### The task
Restate each line word for word. Leave out every picture.

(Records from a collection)
++++++
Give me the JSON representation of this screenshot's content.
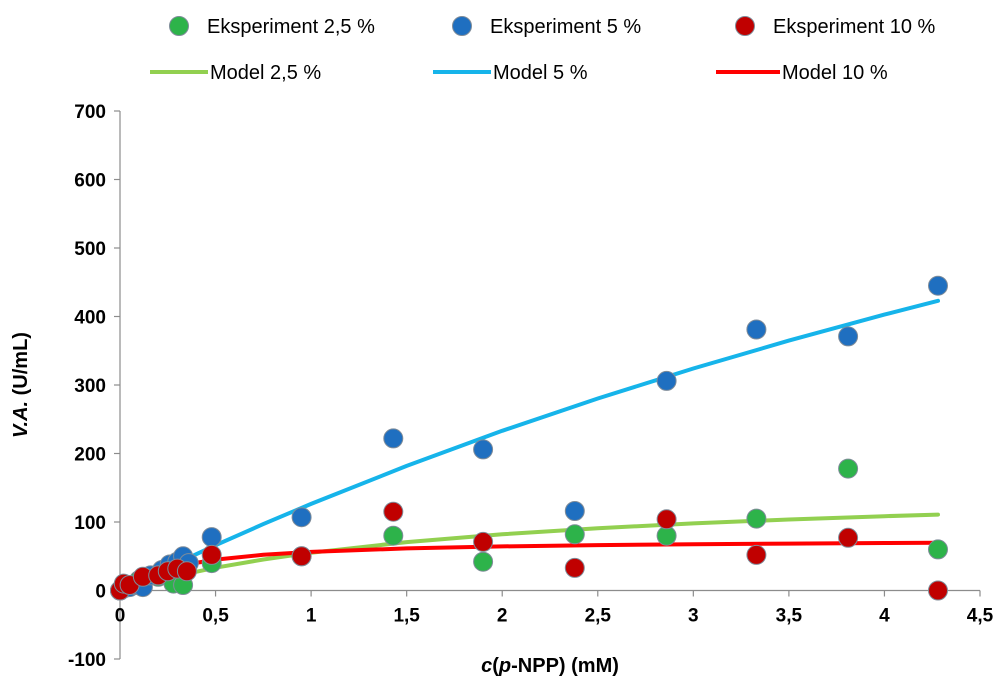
{
  "chart_data": {
    "type": "scatter",
    "xlabel": {
      "italic": "c",
      "open": "(",
      "italic2": "p",
      "rest": "-NPP) (mM)"
    },
    "ylabel": {
      "italic": "V.A.",
      "rest": " (U/mL)"
    },
    "xlim": [
      0,
      4.5
    ],
    "ylim": [
      -100,
      700
    ],
    "x_ticks": [
      0,
      0.5,
      1,
      1.5,
      2,
      2.5,
      3,
      3.5,
      4,
      4.5
    ],
    "x_tick_labels": [
      "0",
      "0,5",
      "1",
      "1,5",
      "2",
      "2,5",
      "3",
      "3,5",
      "4",
      "4,5"
    ],
    "y_ticks": [
      -100,
      0,
      100,
      200,
      300,
      400,
      500,
      600,
      700
    ],
    "y_tick_labels": [
      "-100",
      "0",
      "100",
      "200",
      "300",
      "400",
      "500",
      "600",
      "700"
    ],
    "grid": false,
    "legend_position": "top",
    "series": [
      {
        "name": "Eksperiment 2,5 %",
        "kind": "scatter",
        "color": "#2db34a",
        "points": [
          [
            0,
            0
          ],
          [
            0.05,
            8
          ],
          [
            0.1,
            15
          ],
          [
            0.2,
            20
          ],
          [
            0.25,
            22
          ],
          [
            0.28,
            10
          ],
          [
            0.33,
            8
          ],
          [
            0.35,
            30
          ],
          [
            0.48,
            40
          ],
          [
            0.95,
            50
          ],
          [
            1.43,
            80
          ],
          [
            1.9,
            42
          ],
          [
            2.38,
            82
          ],
          [
            2.86,
            80
          ],
          [
            3.33,
            105
          ],
          [
            3.81,
            178
          ],
          [
            4.28,
            60
          ]
        ]
      },
      {
        "name": "Eksperiment 5 %",
        "kind": "scatter",
        "color": "#1f6fc0",
        "points": [
          [
            0,
            0
          ],
          [
            0.02,
            3
          ],
          [
            0.05,
            5
          ],
          [
            0.08,
            8
          ],
          [
            0.12,
            5
          ],
          [
            0.16,
            22
          ],
          [
            0.22,
            30
          ],
          [
            0.26,
            38
          ],
          [
            0.3,
            42
          ],
          [
            0.33,
            50
          ],
          [
            0.36,
            40
          ],
          [
            0.48,
            78
          ],
          [
            0.95,
            107
          ],
          [
            1.43,
            222
          ],
          [
            1.9,
            206
          ],
          [
            2.38,
            116
          ],
          [
            2.86,
            306
          ],
          [
            3.33,
            381
          ],
          [
            3.81,
            371
          ],
          [
            4.28,
            445
          ]
        ]
      },
      {
        "name": "Eksperiment 10 %",
        "kind": "scatter",
        "color": "#c00000",
        "points": [
          [
            0,
            0
          ],
          [
            0.02,
            10
          ],
          [
            0.05,
            8
          ],
          [
            0.12,
            20
          ],
          [
            0.2,
            22
          ],
          [
            0.25,
            28
          ],
          [
            0.3,
            32
          ],
          [
            0.35,
            28
          ],
          [
            0.48,
            52
          ],
          [
            0.95,
            50
          ],
          [
            1.43,
            115
          ],
          [
            1.9,
            71
          ],
          [
            2.38,
            33
          ],
          [
            2.86,
            104
          ],
          [
            3.33,
            52
          ],
          [
            3.81,
            77
          ],
          [
            4.28,
            0
          ]
        ]
      },
      {
        "name": "Model 2,5 %",
        "kind": "line",
        "color": "#92d050",
        "vmax": 160,
        "km": 1.9,
        "x": [
          0,
          0.1,
          0.25,
          0.5,
          0.75,
          1,
          1.5,
          2,
          2.5,
          3,
          3.5,
          4,
          4.28
        ]
      },
      {
        "name": "Model 5 %",
        "kind": "line",
        "color": "#16b4ea",
        "vmax": 1480,
        "km": 10.7,
        "x": [
          0,
          0.1,
          0.25,
          0.5,
          0.75,
          1,
          1.5,
          2,
          2.5,
          3,
          3.5,
          4,
          4.28
        ]
      },
      {
        "name": "Model 10 %",
        "kind": "line",
        "color": "#ff0000",
        "vmax": 75,
        "km": 0.33,
        "x": [
          0,
          0.05,
          0.1,
          0.2,
          0.3,
          0.5,
          0.75,
          1,
          1.5,
          2,
          2.5,
          3,
          3.5,
          4,
          4.28
        ]
      }
    ]
  }
}
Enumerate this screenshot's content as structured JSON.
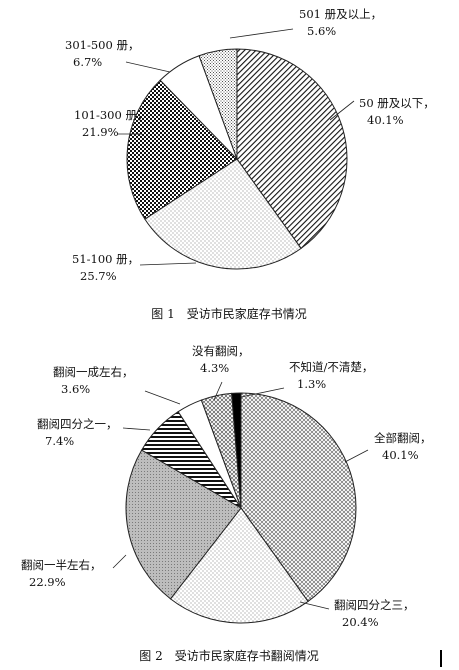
{
  "chart_data": [
    {
      "type": "pie",
      "title": "图 1　受访市民家庭存书情况",
      "slices": [
        {
          "label": "50 册及以下，",
          "value_label": "40.1%",
          "value": 40.1,
          "pattern": "diag-dense"
        },
        {
          "label": "51-100 册，",
          "value_label": "25.7%",
          "value": 25.7,
          "pattern": "dots-light"
        },
        {
          "label": "101-300 册，",
          "value_label": "21.9%",
          "value": 21.9,
          "pattern": "checker"
        },
        {
          "label": "301-500 册，",
          "value_label": "6.7%",
          "value": 6.7,
          "pattern": "white"
        },
        {
          "label": "501 册及以上，",
          "value_label": "5.6%",
          "value": 5.6,
          "pattern": "grid-fine"
        }
      ]
    },
    {
      "type": "pie",
      "title": "图 2　受访市民家庭存书翻阅情况",
      "slices": [
        {
          "label": "全部翻阅，",
          "value_label": "40.1%",
          "value": 40.1,
          "pattern": "crosshatch"
        },
        {
          "label": "翻阅四分之三，",
          "value_label": "20.4%",
          "value": 20.4,
          "pattern": "dots-light"
        },
        {
          "label": "翻阅一半左右，",
          "value_label": "22.9%",
          "value": 22.9,
          "pattern": "grey-fine"
        },
        {
          "label": "翻阅四分之一，",
          "value_label": "7.4%",
          "value": 7.4,
          "pattern": "hlines"
        },
        {
          "label": "翻阅一成左右，",
          "value_label": "3.6%",
          "value": 3.6,
          "pattern": "white"
        },
        {
          "label": "没有翻阅，",
          "value_label": "4.3%",
          "value": 4.3,
          "pattern": "diamond"
        },
        {
          "label": "不知道/不清楚，",
          "value_label": "1.3%",
          "value": 1.3,
          "pattern": "black"
        }
      ]
    }
  ]
}
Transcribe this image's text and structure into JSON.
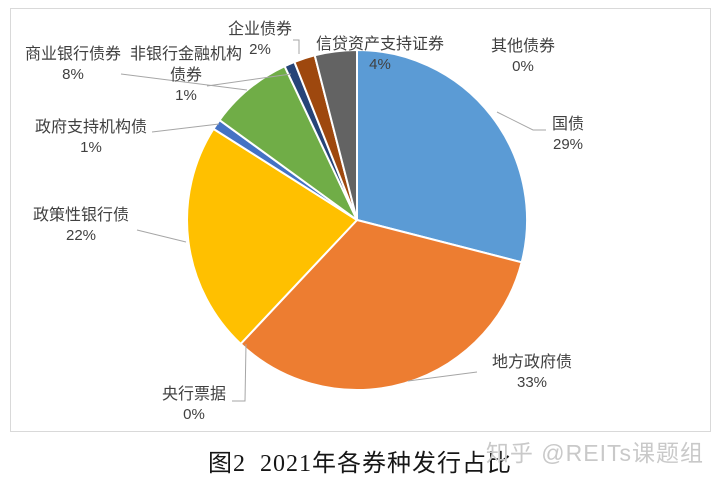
{
  "figure": {
    "caption": "图2  2021年各券种发行占比",
    "watermark": "知乎 @REITs课题组"
  },
  "chart_data": {
    "type": "pie",
    "title": "图2 2021年各券种发行占比",
    "start_angle_deg": 0,
    "direction": "clockwise",
    "legend": "none",
    "slice_border_color": "#ffffff",
    "leader_line_color": "#a6a6a6",
    "slices": [
      {
        "label": "国债",
        "value": 29,
        "percent_label": "29%",
        "color": "#5B9BD5"
      },
      {
        "label": "地方政府债",
        "value": 33,
        "percent_label": "33%",
        "color": "#ED7D31"
      },
      {
        "label": "央行票据",
        "value": 0,
        "percent_label": "0%",
        "color": "#A5A5A5"
      },
      {
        "label": "政策性银行债",
        "value": 22,
        "percent_label": "22%",
        "color": "#FFC000"
      },
      {
        "label": "政府支持机构债",
        "value": 1,
        "percent_label": "1%",
        "color": "#4472C4"
      },
      {
        "label": "商业银行债券",
        "value": 8,
        "percent_label": "8%",
        "color": "#70AD47"
      },
      {
        "label": "非银行金融机构债券",
        "value": 1,
        "percent_label": "1%",
        "color": "#264478"
      },
      {
        "label": "企业债券",
        "value": 2,
        "percent_label": "2%",
        "color": "#9E480E"
      },
      {
        "label": "信贷资产支持证券",
        "value": 4,
        "percent_label": "4%",
        "color": "#636363"
      },
      {
        "label": "其他债券",
        "value": 0,
        "percent_label": "0%",
        "color": "#997300"
      }
    ]
  }
}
++++++
### Expected answer
Give me the JSON representation of this screenshot's content.
{
  "chart_data": {
    "type": "scatter",
    "xlabel": {
      "italic": "c",
      "open": "(",
      "italic2": "p",
      "rest": "-NPP) (mM)"
    },
    "ylabel": {
      "italic": "V.A.",
      "rest": " (U/mL)"
    },
    "xlim": [
      0,
      4.5
    ],
    "ylim": [
      -100,
      700
    ],
    "x_ticks": [
      0,
      0.5,
      1,
      1.5,
      2,
      2.5,
      3,
      3.5,
      4,
      4.5
    ],
    "x_tick_labels": [
      "0",
      "0,5",
      "1",
      "1,5",
      "2",
      "2,5",
      "3",
      "3,5",
      "4",
      "4,5"
    ],
    "y_ticks": [
      -100,
      0,
      100,
      200,
      300,
      400,
      500,
      600,
      700
    ],
    "y_tick_labels": [
      "-100",
      "0",
      "100",
      "200",
      "300",
      "400",
      "500",
      "600",
      "700"
    ],
    "grid": false,
    "legend_position": "top",
    "series": [
      {
        "name": "Eksperiment 2,5 %",
        "kind": "scatter",
        "color": "#2db34a",
        "points": [
          [
            0,
            0
          ],
          [
            0.05,
            8
          ],
          [
            0.1,
            15
          ],
          [
            0.2,
            20
          ],
          [
            0.25,
            22
          ],
          [
            0.28,
            10
          ],
          [
            0.33,
            8
          ],
          [
            0.35,
            30
          ],
          [
            0.48,
            40
          ],
          [
            0.95,
            50
          ],
          [
            1.43,
            80
          ],
          [
            1.9,
            42
          ],
          [
            2.38,
            82
          ],
          [
            2.86,
            80
          ],
          [
            3.33,
            105
          ],
          [
            3.81,
            178
          ],
          [
            4.28,
            60
          ]
        ]
      },
      {
        "name": "Eksperiment 5 %",
        "kind": "scatter",
        "color": "#1f6fc0",
        "points": [
          [
            0,
            0
          ],
          [
            0.02,
            3
          ],
          [
            0.05,
            5
          ],
          [
            0.08,
            8
          ],
          [
            0.12,
            5
          ],
          [
            0.16,
            22
          ],
          [
            0.22,
            30
          ],
          [
            0.26,
            38
          ],
          [
            0.3,
            42
          ],
          [
            0.33,
            50
          ],
          [
            0.36,
            40
          ],
          [
            0.48,
            78
          ],
          [
            0.95,
            107
          ],
          [
            1.43,
            222
          ],
          [
            1.9,
            206
          ],
          [
            2.38,
            116
          ],
          [
            2.86,
            306
          ],
          [
            3.33,
            381
          ],
          [
            3.81,
            371
          ],
          [
            4.28,
            445
          ]
        ]
      },
      {
        "name": "Eksperiment 10 %",
        "kind": "scatter",
        "color": "#c00000",
        "points": [
          [
            0,
            0
          ],
          [
            0.02,
            10
          ],
          [
            0.05,
            8
          ],
          [
            0.12,
            20
          ],
          [
            0.2,
            22
          ],
          [
            0.25,
            28
          ],
          [
            0.3,
            32
          ],
          [
            0.35,
            28
          ],
          [
            0.48,
            52
          ],
          [
            0.95,
            50
          ],
          [
            1.43,
            115
          ],
          [
            1.9,
            71
          ],
          [
            2.38,
            33
          ],
          [
            2.86,
            104
          ],
          [
            3.33,
            52
          ],
          [
            3.81,
            77
          ],
          [
            4.28,
            0
          ]
        ]
      },
      {
        "name": "Model 2,5 %",
        "kind": "line",
        "color": "#92d050",
        "vmax": 160,
        "km": 1.9,
        "x": [
          0,
          0.1,
          0.25,
          0.5,
          0.75,
          1,
          1.5,
          2,
          2.5,
          3,
          3.5,
          4,
          4.28
        ]
      },
      {
        "name": "Model 5 %",
        "kind": "line",
        "color": "#16b4ea",
        "vmax": 1480,
        "km": 10.7,
        "x": [
          0,
          0.1,
          0.25,
          0.5,
          0.75,
          1,
          1.5,
          2,
          2.5,
          3,
          3.5,
          4,
          4.28
        ]
      },
      {
        "name": "Model 10 %",
        "kind": "line",
        "color": "#ff0000",
        "vmax": 75,
        "km": 0.33,
        "x": [
          0,
          0.05,
          0.1,
          0.2,
          0.3,
          0.5,
          0.75,
          1,
          1.5,
          2,
          2.5,
          3,
          3.5,
          4,
          4.28
        ]
      }
    ]
  }
}
Enumerate this screenshot's content as structured JSON.
{
  "chart_data": [
    {
      "type": "pie",
      "title": "图 1　受访市民家庭存书情况",
      "slices": [
        {
          "label": "50 册及以下，",
          "value_label": "40.1%",
          "value": 40.1,
          "pattern": "diag-dense"
        },
        {
          "label": "51-100 册，",
          "value_label": "25.7%",
          "value": 25.7,
          "pattern": "dots-light"
        },
        {
          "label": "101-300 册，",
          "value_label": "21.9%",
          "value": 21.9,
          "pattern": "checker"
        },
        {
          "label": "301-500 册，",
          "value_label": "6.7%",
          "value": 6.7,
          "pattern": "white"
        },
        {
          "label": "501 册及以上，",
          "value_label": "5.6%",
          "value": 5.6,
          "pattern": "grid-fine"
        }
      ]
    },
    {
      "type": "pie",
      "title": "图 2　受访市民家庭存书翻阅情况",
      "slices": [
        {
          "label": "全部翻阅，",
          "value_label": "40.1%",
          "value": 40.1,
          "pattern": "crosshatch"
        },
        {
          "label": "翻阅四分之三，",
          "value_label": "20.4%",
          "value": 20.4,
          "pattern": "dots-light"
        },
        {
          "label": "翻阅一半左右，",
          "value_label": "22.9%",
          "value": 22.9,
          "pattern": "grey-fine"
        },
        {
          "label": "翻阅四分之一，",
          "value_label": "7.4%",
          "value": 7.4,
          "pattern": "hlines"
        },
        {
          "label": "翻阅一成左右，",
          "value_label": "3.6%",
          "value": 3.6,
          "pattern": "white"
        },
        {
          "label": "没有翻阅，",
          "value_label": "4.3%",
          "value": 4.3,
          "pattern": "diamond"
        },
        {
          "label": "不知道/不清楚，",
          "value_label": "1.3%",
          "value": 1.3,
          "pattern": "black"
        }
      ]
    }
  ]
}
Transcribe this image's text and structure into JSON.
{
  "figure": {
    "caption": "图2  2021年各券种发行占比",
    "watermark": "知乎 @REITs课题组"
  },
  "chart_data": {
    "type": "pie",
    "title": "图2 2021年各券种发行占比",
    "start_angle_deg": 0,
    "direction": "clockwise",
    "legend": "none",
    "slice_border_color": "#ffffff",
    "leader_line_color": "#a6a6a6",
    "slices": [
      {
        "label": "国债",
        "value": 29,
        "percent_label": "29%",
        "color": "#5B9BD5"
      },
      {
        "label": "地方政府债",
        "value": 33,
        "percent_label": "33%",
        "color": "#ED7D31"
      },
      {
        "label": "央行票据",
        "value": 0,
        "percent_label": "0%",
        "color": "#A5A5A5"
      },
      {
        "label": "政策性银行债",
        "value": 22,
        "percent_label": "22%",
        "color": "#FFC000"
      },
      {
        "label": "政府支持机构债",
        "value": 1,
        "percent_label": "1%",
        "color": "#4472C4"
      },
      {
        "label": "商业银行债券",
        "value": 8,
        "percent_label": "8%",
        "color": "#70AD47"
      },
      {
        "label": "非银行金融机构债券",
        "value": 1,
        "percent_label": "1%",
        "color": "#264478"
      },
      {
        "label": "企业债券",
        "value": 2,
        "percent_label": "2%",
        "color": "#9E480E"
      },
      {
        "label": "信贷资产支持证券",
        "value": 4,
        "percent_label": "4%",
        "color": "#636363"
      },
      {
        "label": "其他债券",
        "value": 0,
        "percent_label": "0%",
        "color": "#997300"
      }
    ]
  }
}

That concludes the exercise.